* _WORK INSTRUCTIONS_:
Print exactly the lines from the one containing "Transcribe the text in this document." through the last line of the listing, both included.
===
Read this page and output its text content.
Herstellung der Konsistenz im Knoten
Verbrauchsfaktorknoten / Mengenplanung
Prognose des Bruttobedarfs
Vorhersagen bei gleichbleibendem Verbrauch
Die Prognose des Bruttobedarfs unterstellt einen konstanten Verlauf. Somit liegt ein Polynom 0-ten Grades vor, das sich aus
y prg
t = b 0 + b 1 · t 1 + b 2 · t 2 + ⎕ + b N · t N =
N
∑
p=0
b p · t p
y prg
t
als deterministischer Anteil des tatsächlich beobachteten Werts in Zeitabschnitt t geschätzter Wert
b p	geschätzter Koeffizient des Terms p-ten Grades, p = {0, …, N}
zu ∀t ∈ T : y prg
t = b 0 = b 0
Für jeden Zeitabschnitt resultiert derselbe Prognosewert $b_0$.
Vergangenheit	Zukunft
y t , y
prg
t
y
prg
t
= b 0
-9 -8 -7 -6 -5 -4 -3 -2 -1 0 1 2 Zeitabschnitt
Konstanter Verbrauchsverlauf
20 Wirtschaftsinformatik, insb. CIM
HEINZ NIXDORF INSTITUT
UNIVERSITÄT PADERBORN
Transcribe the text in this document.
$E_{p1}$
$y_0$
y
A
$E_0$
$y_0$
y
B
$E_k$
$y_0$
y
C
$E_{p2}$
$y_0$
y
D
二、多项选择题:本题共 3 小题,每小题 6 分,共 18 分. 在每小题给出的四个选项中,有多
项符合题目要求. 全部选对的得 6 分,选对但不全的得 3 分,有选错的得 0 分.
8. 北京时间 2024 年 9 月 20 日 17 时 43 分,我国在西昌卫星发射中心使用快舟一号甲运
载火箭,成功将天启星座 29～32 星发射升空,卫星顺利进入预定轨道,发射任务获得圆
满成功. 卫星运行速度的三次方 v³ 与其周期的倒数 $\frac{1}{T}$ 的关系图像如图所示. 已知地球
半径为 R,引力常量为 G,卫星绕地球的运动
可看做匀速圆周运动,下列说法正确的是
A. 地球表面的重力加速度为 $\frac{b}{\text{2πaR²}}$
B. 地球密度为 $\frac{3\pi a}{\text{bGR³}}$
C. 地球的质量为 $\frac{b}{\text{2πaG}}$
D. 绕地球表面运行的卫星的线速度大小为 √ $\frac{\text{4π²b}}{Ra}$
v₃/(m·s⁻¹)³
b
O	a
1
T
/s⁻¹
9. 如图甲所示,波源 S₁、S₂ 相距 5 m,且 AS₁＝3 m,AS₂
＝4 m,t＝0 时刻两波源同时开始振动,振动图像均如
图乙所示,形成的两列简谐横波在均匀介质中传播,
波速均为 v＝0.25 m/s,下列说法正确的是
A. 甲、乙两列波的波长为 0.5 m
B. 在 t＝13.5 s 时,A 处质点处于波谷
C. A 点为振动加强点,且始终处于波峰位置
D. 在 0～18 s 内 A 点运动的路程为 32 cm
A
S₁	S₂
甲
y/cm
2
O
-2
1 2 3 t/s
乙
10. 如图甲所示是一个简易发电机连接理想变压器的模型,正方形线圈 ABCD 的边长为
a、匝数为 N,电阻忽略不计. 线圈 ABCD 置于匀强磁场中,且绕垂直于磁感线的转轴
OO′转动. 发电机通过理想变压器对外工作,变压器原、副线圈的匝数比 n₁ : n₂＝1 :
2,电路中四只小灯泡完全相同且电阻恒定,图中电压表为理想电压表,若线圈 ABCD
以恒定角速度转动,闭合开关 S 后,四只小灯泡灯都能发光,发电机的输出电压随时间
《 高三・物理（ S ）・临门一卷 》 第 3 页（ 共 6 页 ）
===
* _SOLUTION_:
Transcribe the text in this document.
$E_{p1}$
$y_0$
y
A
$E_0$
$y_0$
y
B
$E_k$
$y_0$
y
C
$E_{p2}$
$y_0$
y
D
二、多项选择题:本题共 3 小题,每小题 6 分,共 18 分. 在每小题给出的四个选项中,有多
项符合题目要求. 全部选对的得 6 分,选对但不全的得 3 分,有选错的得 0 分.
8. 北京时间 2024 年 9 月 20 日 17 时 43 分,我国在西昌卫星发射中心使用快舟一号甲运
载火箭,成功将天启星座 29～32 星发射升空,卫星顺利进入预定轨道,发射任务获得圆
满成功. 卫星运行速度的三次方 v³ 与其周期的倒数 $\frac{1}{T}$ 的关系图像如图所示. 已知地球
半径为 R,引力常量为 G,卫星绕地球的运动
可看做匀速圆周运动,下列说法正确的是
A. 地球表面的重力加速度为 $\frac{b}{\text{2πaR²}}$
B. 地球密度为 $\frac{3\pi a}{\text{bGR³}}$
C. 地球的质量为 $\frac{b}{\text{2πaG}}$
D. 绕地球表面运行的卫星的线速度大小为 √ $\frac{\text{4π²b}}{Ra}$
v₃/(m·s⁻¹)³
b
O	a
1
T
/s⁻¹
9. 如图甲所示,波源 S₁、S₂ 相距 5 m,且 AS₁＝3 m,AS₂
＝4 m,t＝0 时刻两波源同时开始振动,振动图像均如
图乙所示,形成的两列简谐横波在均匀介质中传播,
波速均为 v＝0.25 m/s,下列说法正确的是
A. 甲、乙两列波的波长为 0.5 m
B. 在 t＝13.5 s 时,A 处质点处于波谷
C. A 点为振动加强点,且始终处于波峰位置
D. 在 0～18 s 内 A 点运动的路程为 32 cm
A
S₁	S₂
甲
y/cm
2
O
-2
1 2 3 t/s
乙
10. 如图甲所示是一个简易发电机连接理想变压器的模型,正方形线圈 ABCD 的边长为
a、匝数为 N,电阻忽略不计. 线圈 ABCD 置于匀强磁场中,且绕垂直于磁感线的转轴
OO′转动. 发电机通过理想变压器对外工作,变压器原、副线圈的匝数比 n₁ : n₂＝1 :
2,电路中四只小灯泡完全相同且电阻恒定,图中电压表为理想电压表,若线圈 ABCD
以恒定角速度转动,闭合开关 S 后,四只小灯泡灯都能发光,发电机的输出电压随时间
《 高三・物理（ S ）・临门一卷 》 第 3 页（ 共 6 页 ）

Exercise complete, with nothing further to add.